**Stated task**
Give only the number of lines that include the string "образования".

**Supplied data**
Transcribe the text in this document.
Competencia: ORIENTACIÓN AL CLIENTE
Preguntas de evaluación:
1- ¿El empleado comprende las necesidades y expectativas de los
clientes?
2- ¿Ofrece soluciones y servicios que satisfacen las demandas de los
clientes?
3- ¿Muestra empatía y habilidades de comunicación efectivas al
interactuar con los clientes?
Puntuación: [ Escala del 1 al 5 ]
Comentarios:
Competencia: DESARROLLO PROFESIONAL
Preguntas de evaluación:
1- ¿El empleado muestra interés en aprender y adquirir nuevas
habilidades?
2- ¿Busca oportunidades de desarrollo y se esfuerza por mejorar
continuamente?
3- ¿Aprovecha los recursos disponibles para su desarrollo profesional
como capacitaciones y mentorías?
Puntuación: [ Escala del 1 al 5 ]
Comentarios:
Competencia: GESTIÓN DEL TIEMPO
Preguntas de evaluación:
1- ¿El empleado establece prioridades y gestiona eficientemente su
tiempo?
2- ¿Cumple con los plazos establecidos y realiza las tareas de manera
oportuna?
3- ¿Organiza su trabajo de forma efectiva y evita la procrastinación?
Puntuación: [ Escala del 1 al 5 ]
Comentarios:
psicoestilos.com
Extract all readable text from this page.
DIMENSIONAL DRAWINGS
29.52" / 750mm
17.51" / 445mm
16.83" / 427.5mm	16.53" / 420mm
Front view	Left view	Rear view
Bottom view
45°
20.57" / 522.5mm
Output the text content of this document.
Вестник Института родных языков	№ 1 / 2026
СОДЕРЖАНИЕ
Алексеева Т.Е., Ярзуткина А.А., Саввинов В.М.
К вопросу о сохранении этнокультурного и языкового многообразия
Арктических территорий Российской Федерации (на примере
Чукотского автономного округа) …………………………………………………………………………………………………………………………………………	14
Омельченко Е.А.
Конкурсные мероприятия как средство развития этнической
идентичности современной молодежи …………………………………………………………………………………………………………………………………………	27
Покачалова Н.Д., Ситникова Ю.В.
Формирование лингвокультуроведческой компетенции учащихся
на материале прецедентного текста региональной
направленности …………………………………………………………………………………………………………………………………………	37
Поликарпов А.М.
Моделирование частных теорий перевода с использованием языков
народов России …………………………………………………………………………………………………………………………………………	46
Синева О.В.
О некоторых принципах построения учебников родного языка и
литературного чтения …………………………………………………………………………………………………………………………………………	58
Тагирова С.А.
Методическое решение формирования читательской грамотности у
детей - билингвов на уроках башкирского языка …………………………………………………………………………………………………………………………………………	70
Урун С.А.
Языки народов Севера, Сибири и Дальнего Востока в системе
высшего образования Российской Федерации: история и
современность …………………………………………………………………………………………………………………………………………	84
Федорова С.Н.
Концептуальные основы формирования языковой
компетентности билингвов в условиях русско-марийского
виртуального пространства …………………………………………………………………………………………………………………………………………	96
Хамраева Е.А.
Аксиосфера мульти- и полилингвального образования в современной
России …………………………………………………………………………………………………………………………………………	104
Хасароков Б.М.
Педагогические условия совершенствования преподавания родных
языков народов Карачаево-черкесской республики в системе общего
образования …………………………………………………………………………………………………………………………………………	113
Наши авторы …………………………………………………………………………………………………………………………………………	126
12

**Exercise output**
3